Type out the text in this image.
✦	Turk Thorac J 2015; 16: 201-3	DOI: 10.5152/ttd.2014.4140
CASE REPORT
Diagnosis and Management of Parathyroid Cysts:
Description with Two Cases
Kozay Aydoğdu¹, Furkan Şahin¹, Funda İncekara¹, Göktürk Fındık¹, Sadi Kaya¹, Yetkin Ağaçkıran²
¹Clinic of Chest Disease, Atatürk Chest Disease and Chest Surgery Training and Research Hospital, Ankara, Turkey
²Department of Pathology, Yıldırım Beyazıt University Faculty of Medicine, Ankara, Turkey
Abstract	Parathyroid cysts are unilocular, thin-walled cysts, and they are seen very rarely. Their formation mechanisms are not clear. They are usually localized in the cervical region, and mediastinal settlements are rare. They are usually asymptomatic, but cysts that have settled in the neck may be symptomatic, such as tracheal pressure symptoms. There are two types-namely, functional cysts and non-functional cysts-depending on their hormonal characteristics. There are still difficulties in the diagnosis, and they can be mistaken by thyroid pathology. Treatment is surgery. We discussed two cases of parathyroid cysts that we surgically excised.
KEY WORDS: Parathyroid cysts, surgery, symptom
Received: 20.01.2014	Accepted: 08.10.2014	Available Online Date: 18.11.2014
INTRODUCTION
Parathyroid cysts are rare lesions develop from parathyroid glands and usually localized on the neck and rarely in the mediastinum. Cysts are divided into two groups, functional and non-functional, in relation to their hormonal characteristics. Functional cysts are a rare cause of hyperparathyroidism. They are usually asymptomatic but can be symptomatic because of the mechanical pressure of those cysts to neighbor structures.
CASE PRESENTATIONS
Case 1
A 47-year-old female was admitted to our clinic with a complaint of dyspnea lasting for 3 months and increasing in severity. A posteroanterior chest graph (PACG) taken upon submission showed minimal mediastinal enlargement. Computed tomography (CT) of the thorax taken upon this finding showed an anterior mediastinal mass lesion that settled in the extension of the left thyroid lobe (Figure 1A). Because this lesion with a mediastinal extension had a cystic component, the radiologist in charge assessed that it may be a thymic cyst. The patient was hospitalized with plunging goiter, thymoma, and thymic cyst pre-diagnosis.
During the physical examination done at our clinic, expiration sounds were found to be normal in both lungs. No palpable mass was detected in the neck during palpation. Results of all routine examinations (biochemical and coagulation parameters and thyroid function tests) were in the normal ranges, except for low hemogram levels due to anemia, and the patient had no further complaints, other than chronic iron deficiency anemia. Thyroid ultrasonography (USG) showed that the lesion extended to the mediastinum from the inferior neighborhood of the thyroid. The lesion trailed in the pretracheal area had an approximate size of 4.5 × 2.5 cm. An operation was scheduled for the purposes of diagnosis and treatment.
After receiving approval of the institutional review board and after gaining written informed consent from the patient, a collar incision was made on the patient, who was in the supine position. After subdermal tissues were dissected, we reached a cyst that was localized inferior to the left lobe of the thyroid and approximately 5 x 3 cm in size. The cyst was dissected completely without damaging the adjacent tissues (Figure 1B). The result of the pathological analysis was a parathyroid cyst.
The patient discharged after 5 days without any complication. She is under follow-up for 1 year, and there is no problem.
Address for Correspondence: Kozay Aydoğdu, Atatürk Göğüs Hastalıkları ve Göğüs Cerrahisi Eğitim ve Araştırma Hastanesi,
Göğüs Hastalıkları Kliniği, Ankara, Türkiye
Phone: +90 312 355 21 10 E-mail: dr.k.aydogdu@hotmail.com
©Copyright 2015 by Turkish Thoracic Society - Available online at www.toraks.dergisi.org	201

_____

WRITTEN PROBLEM: Gather each line in the entries above where the string "this" is found.

SOLVED PROBLEM:
Type out the text in this image.
A 47-year-old female was admitted to our clinic with a complaint of dyspnea lasting for 3 months and increasing in severity. A posteroanterior chest graph (PACG) taken upon submission showed minimal mediastinal enlargement. Computed tomography (CT) of the thorax taken upon this finding showed an anterior mediastinal mass lesion that settled in the extension of the left thyroid lobe (Figure 1A). Because this lesion with a mediastinal extension had a cystic component, the radiologist in charge assessed that it may be a thymic cyst. The patient was hospitalized with plunging goiter, thymoma, and thymic cyst pre-diagnosis.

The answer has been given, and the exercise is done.